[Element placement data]
* Start *

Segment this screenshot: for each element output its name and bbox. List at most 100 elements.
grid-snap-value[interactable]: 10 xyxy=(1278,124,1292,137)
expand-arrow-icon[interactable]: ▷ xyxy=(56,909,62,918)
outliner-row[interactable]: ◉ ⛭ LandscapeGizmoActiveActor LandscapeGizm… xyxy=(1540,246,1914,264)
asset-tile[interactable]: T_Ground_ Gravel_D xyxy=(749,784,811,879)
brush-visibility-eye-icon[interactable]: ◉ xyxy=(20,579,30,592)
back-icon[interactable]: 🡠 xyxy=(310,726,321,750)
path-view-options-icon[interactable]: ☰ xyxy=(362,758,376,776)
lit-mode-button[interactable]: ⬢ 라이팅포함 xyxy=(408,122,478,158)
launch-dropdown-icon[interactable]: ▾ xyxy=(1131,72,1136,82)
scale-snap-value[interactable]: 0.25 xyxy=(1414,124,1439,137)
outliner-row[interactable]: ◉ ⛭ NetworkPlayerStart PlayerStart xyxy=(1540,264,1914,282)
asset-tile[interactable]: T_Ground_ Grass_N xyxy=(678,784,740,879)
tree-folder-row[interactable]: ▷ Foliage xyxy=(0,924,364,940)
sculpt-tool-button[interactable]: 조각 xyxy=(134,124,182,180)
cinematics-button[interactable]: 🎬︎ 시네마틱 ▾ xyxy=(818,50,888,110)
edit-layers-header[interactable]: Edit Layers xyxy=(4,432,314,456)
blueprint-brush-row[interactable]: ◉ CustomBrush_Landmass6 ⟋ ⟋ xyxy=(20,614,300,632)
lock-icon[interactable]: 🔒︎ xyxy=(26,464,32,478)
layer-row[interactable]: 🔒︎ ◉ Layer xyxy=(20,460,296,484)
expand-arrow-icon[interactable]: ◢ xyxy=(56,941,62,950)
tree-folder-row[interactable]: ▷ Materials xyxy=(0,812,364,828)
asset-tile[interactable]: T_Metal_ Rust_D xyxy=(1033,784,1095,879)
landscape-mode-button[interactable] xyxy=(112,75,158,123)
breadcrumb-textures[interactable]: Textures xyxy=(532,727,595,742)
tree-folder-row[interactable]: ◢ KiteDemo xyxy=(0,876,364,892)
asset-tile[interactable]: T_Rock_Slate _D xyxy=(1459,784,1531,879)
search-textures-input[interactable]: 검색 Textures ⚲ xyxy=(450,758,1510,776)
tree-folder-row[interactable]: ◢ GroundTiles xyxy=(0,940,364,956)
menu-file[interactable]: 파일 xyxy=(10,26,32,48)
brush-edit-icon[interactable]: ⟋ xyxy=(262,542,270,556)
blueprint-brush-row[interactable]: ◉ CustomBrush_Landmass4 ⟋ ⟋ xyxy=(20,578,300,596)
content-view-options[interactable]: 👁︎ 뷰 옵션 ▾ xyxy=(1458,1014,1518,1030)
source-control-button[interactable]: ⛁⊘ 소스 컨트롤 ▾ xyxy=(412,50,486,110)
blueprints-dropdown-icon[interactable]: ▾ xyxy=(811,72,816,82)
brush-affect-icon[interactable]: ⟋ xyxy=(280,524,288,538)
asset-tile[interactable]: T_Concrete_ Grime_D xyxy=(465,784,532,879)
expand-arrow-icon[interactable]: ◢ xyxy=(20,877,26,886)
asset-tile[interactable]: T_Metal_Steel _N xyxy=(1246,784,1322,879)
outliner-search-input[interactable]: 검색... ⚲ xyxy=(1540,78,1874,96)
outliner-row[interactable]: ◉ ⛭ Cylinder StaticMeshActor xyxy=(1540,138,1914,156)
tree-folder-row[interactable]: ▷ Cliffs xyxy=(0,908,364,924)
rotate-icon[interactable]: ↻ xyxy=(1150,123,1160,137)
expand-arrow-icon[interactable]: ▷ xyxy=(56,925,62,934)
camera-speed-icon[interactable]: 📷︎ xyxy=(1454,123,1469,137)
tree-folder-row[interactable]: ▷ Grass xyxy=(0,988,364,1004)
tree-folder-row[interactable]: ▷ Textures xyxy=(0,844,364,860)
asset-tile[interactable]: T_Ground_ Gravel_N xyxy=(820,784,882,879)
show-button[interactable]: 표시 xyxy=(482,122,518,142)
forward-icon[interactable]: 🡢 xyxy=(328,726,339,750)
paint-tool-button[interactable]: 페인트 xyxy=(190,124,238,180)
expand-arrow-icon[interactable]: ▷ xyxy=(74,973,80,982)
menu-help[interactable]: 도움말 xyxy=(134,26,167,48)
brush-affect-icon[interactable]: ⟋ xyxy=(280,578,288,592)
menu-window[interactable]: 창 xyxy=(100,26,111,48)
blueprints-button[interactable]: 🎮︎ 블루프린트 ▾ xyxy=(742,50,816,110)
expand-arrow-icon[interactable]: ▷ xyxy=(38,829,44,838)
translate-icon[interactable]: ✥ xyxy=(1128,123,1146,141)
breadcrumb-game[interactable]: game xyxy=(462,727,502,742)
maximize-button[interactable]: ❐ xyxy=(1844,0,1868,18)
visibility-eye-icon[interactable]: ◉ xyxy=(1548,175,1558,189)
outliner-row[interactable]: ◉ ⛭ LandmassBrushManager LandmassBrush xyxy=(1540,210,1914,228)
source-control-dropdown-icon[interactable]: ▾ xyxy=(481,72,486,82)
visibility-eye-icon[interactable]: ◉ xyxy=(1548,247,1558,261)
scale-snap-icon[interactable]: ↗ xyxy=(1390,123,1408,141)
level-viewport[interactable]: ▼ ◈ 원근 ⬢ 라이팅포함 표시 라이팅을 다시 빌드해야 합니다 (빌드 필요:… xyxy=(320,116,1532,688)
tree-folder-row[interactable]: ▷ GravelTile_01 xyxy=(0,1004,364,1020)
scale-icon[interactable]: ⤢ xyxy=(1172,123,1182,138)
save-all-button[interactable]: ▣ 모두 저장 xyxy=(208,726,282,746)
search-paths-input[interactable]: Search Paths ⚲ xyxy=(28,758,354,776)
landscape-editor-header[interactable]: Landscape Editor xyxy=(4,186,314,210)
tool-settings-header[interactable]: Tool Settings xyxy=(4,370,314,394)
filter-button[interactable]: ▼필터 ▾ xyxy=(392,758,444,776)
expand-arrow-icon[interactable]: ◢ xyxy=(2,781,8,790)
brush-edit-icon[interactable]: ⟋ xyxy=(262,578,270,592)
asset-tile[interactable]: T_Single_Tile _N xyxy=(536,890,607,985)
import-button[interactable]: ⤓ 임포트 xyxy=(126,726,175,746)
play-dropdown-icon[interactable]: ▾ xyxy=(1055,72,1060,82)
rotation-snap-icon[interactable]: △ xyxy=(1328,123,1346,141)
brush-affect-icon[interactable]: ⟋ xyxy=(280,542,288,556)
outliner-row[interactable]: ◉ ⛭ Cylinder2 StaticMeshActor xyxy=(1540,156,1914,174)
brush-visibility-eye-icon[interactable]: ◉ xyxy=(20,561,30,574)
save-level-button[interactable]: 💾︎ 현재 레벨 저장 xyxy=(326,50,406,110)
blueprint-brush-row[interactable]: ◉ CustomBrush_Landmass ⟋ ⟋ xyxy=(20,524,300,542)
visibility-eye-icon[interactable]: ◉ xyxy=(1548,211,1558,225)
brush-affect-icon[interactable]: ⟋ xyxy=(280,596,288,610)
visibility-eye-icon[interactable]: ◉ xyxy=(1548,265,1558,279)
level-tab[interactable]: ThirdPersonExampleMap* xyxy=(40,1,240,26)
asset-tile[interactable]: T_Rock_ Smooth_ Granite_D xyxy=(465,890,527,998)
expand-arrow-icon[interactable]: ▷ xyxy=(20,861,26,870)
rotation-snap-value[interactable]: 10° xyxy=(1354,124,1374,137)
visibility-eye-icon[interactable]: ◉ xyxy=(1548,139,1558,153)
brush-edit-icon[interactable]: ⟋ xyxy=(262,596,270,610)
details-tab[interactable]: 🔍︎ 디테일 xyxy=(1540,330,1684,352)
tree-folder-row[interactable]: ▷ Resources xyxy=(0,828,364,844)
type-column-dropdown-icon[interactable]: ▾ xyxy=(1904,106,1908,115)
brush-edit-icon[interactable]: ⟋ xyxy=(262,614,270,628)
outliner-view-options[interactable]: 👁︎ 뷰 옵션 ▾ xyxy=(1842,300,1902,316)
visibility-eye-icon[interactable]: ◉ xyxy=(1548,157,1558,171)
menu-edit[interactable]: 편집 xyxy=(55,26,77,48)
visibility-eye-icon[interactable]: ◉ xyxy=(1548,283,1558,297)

* End *

Instructions for the task: Can you retype, with no changes, the stretch from the start of the records through the line containing "asset-tile[interactable]: T_Ground_ Gravel_D", including both of those lines?

The completed task:
Segment this screenshot: for each element output its name and bbox. List at most 100 elements.
grid-snap-value[interactable]: 10 xyxy=(1278,124,1292,137)
expand-arrow-icon[interactable]: ▷ xyxy=(56,909,62,918)
outliner-row[interactable]: ◉ ⛭ LandscapeGizmoActiveActor LandscapeGizm… xyxy=(1540,246,1914,264)
asset-tile[interactable]: T_Ground_ Gravel_D xyxy=(749,784,811,879)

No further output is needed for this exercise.